[Stored data entries]
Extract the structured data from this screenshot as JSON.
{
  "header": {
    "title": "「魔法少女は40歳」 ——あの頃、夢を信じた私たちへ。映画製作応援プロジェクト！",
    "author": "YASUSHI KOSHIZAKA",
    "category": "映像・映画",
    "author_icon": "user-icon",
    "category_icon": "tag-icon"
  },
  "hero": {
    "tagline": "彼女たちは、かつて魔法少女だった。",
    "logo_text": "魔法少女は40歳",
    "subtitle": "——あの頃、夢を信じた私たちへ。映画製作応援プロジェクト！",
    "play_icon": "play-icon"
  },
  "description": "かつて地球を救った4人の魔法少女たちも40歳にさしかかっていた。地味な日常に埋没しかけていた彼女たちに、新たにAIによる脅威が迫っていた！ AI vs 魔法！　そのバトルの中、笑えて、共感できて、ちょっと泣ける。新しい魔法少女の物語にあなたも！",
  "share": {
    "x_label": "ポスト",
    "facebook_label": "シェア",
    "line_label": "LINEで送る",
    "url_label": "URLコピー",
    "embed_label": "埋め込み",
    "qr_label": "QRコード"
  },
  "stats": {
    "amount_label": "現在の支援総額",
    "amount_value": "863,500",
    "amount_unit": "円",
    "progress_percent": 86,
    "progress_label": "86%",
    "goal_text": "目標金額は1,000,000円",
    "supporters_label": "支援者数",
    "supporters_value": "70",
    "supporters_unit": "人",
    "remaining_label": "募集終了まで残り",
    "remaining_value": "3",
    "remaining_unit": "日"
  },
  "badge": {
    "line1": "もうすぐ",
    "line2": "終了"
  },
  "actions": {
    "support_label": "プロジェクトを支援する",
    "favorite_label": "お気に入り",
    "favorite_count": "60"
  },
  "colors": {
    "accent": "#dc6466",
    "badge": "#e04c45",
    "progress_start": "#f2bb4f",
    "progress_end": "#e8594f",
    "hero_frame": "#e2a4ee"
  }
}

## Exercise goal
Retype the listing exactly, in full.

## The output
Extract the structured data from this screenshot as JSON.
{
  "header": {
    "title": "「魔法少女は40歳」 ——あの頃、夢を信じた私たちへ。映画製作応援プロジェクト！",
    "author": "YASUSHI KOSHIZAKA",
    "category": "映像・映画",
    "author_icon": "user-icon",
    "category_icon": "tag-icon"
  },
  "hero": {
    "tagline": "彼女たちは、かつて魔法少女だった。",
    "logo_text": "魔法少女は40歳",
    "subtitle": "——あの頃、夢を信じた私たちへ。映画製作応援プロジェクト！",
    "play_icon": "play-icon"
  },
  "description": "かつて地球を救った4人の魔法少女たちも40歳にさしかかっていた。地味な日常に埋没しかけていた彼女たちに、新たにAIによる脅威が迫っていた！ AI vs 魔法！　そのバトルの中、笑えて、共感できて、ちょっと泣ける。新しい魔法少女の物語にあなたも！",
  "share": {
    "x_label": "ポスト",
    "facebook_label": "シェア",
    "line_label": "LINEで送る",
    "url_label": "URLコピー",
    "embed_label": "埋め込み",
    "qr_label": "QRコード"
  },
  "stats": {
    "amount_label": "現在の支援総額",
    "amount_value": "863,500",
    "amount_unit": "円",
    "progress_percent": 86,
    "progress_label": "86%",
    "goal_text": "目標金額は1,000,000円",
    "supporters_label": "支援者数",
    "supporters_value": "70",
    "supporters_unit": "人",
    "remaining_label": "募集終了まで残り",
    "remaining_value": "3",
    "remaining_unit": "日"
  },
  "badge": {
    "line1": "もうすぐ",
    "line2": "終了"
  },
  "actions": {
    "support_label": "プロジェクトを支援する",
    "favorite_label": "お気に入り",
    "favorite_count": "60"
  },
  "colors": {
    "accent": "#dc6466",
    "badge": "#e04c45",
    "progress_start": "#f2bb4f",
    "progress_end": "#e8594f",
    "hero_frame": "#e2a4ee"
  }
}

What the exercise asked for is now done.